### Task requirements:
Reproduce the listing below without any change.

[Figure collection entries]
>> Begin

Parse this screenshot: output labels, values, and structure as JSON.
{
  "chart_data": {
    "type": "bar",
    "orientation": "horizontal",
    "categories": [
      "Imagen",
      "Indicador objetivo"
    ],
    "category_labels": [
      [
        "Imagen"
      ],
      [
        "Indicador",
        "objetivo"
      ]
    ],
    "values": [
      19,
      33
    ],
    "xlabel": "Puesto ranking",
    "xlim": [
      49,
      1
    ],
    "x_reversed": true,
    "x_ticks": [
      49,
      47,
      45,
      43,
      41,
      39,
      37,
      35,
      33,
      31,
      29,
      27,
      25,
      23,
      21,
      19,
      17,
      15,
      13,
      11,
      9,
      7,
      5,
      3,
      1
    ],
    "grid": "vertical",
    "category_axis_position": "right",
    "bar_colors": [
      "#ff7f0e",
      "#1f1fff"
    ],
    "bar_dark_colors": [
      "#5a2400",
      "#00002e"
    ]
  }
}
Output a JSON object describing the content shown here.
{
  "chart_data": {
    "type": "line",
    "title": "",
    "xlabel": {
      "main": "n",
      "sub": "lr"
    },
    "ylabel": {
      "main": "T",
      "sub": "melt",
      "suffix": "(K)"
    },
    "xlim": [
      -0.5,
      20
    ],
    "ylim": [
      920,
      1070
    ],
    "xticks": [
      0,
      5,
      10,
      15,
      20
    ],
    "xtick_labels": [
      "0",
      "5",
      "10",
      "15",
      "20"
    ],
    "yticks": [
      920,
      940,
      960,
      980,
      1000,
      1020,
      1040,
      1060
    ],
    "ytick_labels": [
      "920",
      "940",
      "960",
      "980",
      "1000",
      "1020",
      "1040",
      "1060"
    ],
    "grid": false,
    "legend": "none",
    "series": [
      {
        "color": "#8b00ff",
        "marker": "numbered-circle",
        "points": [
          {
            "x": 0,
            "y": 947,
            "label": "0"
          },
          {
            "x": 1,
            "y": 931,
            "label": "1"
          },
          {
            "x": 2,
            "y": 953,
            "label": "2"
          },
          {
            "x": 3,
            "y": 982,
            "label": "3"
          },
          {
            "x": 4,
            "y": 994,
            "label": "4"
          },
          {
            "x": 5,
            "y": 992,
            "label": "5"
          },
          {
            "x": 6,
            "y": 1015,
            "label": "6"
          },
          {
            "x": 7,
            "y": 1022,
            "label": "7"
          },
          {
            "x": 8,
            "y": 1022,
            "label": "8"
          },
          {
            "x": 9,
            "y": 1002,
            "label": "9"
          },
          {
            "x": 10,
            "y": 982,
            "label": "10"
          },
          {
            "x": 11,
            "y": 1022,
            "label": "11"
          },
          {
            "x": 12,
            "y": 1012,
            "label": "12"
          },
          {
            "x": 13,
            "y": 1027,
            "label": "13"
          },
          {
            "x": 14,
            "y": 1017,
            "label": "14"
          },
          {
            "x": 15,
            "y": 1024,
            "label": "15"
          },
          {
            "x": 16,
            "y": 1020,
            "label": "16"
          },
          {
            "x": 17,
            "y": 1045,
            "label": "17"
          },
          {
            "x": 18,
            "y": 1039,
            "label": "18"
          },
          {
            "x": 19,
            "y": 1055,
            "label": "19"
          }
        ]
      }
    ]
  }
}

>> End

### Exercise output:
Parse this screenshot: output labels, values, and structure as JSON.
{
  "chart_data": {
    "type": "bar",
    "orientation": "horizontal",
    "categories": [
      "Imagen",
      "Indicador objetivo"
    ],
    "category_labels": [
      [
        "Imagen"
      ],
      [
        "Indicador",
        "objetivo"
      ]
    ],
    "values": [
      19,
      33
    ],
    "xlabel": "Puesto ranking",
    "xlim": [
      49,
      1
    ],
    "x_reversed": true,
    "x_ticks": [
      49,
      47,
      45,
      43,
      41,
      39,
      37,
      35,
      33,
      31,
      29,
      27,
      25,
      23,
      21,
      19,
      17,
      15,
      13,
      11,
      9,
      7,
      5,
      3,
      1
    ],
    "grid": "vertical",
    "category_axis_position": "right",
    "bar_colors": [
      "#ff7f0e",
      "#1f1fff"
    ],
    "bar_dark_colors": [
      "#5a2400",
      "#00002e"
    ]
  }
}
Output a JSON object describing the content shown here.
{
  "chart_data": {
    "type": "line",
    "title": "",
    "xlabel": {
      "main": "n",
      "sub": "lr"
    },
    "ylabel": {
      "main": "T",
      "sub": "melt",
      "suffix": "(K)"
    },
    "xlim": [
      -0.5,
      20
    ],
    "ylim": [
      920,
      1070
    ],
    "xticks": [
      0,
      5,
      10,
      15,
      20
    ],
    "xtick_labels": [
      "0",
      "5",
      "10",
      "15",
      "20"
    ],
    "yticks": [
      920,
      940,
      960,
      980,
      1000,
      1020,
      1040,
      1060
    ],
    "ytick_labels": [
      "920",
      "940",
      "960",
      "980",
      "1000",
      "1020",
      "1040",
      "1060"
    ],
    "grid": false,
    "legend": "none",
    "series": [
      {
        "color": "#8b00ff",
        "marker": "numbered-circle",
        "points": [
          {
            "x": 0,
            "y": 947,
            "label": "0"
          },
          {
            "x": 1,
            "y": 931,
            "label": "1"
          },
          {
            "x": 2,
            "y": 953,
            "label": "2"
          },
          {
            "x": 3,
            "y": 982,
            "label": "3"
          },
          {
            "x": 4,
            "y": 994,
            "label": "4"
          },
          {
            "x": 5,
            "y": 992,
            "label": "5"
          },
          {
            "x": 6,
            "y": 1015,
            "label": "6"
          },
          {
            "x": 7,
            "y": 1022,
            "label": "7"
          },
          {
            "x": 8,
            "y": 1022,
            "label": "8"
          },
          {
            "x": 9,
            "y": 1002,
            "label": "9"
          },
          {
            "x": 10,
            "y": 982,
            "label": "10"
          },
          {
            "x": 11,
            "y": 1022,
            "label": "11"
          },
          {
            "x": 12,
            "y": 1012,
            "label": "12"
          },
          {
            "x": 13,
            "y": 1027,
            "label": "13"
          },
          {
            "x": 14,
            "y": 1017,
            "label": "14"
          },
          {
            "x": 15,
            "y": 1024,
            "label": "15"
          },
          {
            "x": 16,
            "y": 1020,
            "label": "16"
          },
          {
            "x": 17,
            "y": 1045,
            "label": "17"
          },
          {
            "x": 18,
            "y": 1039,
            "label": "18"
          },
          {
            "x": 19,
            "y": 1055,
            "label": "19"
          }
        ]
      }
    ]
  }
}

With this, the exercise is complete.